__The problem__
Your task is to repeat the listing exactly.

__Dataset entries__
▬▬▬▬▬▬

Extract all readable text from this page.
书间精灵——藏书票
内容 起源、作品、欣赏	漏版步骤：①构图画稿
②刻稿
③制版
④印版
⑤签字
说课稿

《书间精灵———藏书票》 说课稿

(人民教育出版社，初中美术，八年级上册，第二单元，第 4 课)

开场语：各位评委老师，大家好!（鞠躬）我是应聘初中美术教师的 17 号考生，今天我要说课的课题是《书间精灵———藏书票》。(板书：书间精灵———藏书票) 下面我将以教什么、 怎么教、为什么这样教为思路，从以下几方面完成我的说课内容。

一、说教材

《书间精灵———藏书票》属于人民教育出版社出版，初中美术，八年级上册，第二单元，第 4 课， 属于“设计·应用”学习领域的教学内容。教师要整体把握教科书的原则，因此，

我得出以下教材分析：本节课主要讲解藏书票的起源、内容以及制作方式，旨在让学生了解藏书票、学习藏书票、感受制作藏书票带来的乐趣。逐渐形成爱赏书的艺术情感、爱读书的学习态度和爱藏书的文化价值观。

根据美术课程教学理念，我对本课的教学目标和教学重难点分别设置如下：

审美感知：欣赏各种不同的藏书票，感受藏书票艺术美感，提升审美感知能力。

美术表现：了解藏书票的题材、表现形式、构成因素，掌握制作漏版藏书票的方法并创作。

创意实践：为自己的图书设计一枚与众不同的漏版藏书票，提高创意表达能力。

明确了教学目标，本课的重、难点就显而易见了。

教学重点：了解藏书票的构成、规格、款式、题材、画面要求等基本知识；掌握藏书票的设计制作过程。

▬▬▬▬▬▬

__Exercise response__
Extract all readable text from this page.
书间精灵——藏书票
内容 起源、作品、欣赏	漏版步骤：①构图画稿
②刻稿
③制版
④印版
⑤签字
说课稿

《书间精灵———藏书票》 说课稿

(人民教育出版社，初中美术，八年级上册，第二单元，第 4 课)

开场语：各位评委老师，大家好!（鞠躬）我是应聘初中美术教师的 17 号考生，今天我要说课的课题是《书间精灵———藏书票》。(板书：书间精灵———藏书票) 下面我将以教什么、 怎么教、为什么这样教为思路，从以下几方面完成我的说课内容。

一、说教材

《书间精灵———藏书票》属于人民教育出版社出版，初中美术，八年级上册，第二单元，第 4 课， 属于“设计·应用”学习领域的教学内容。教师要整体把握教科书的原则，因此，

我得出以下教材分析：本节课主要讲解藏书票的起源、内容以及制作方式，旨在让学生了解藏书票、学习藏书票、感受制作藏书票带来的乐趣。逐渐形成爱赏书的艺术情感、爱读书的学习态度和爱藏书的文化价值观。

根据美术课程教学理念，我对本课的教学目标和教学重难点分别设置如下：

审美感知：欣赏各种不同的藏书票，感受藏书票艺术美感，提升审美感知能力。

美术表现：了解藏书票的题材、表现形式、构成因素，掌握制作漏版藏书票的方法并创作。

创意实践：为自己的图书设计一枚与众不同的漏版藏书票，提高创意表达能力。

明确了教学目标，本课的重、难点就显而易见了。

教学重点：了解藏书票的构成、规格、款式、题材、画面要求等基本知识；掌握藏书票的设计制作过程。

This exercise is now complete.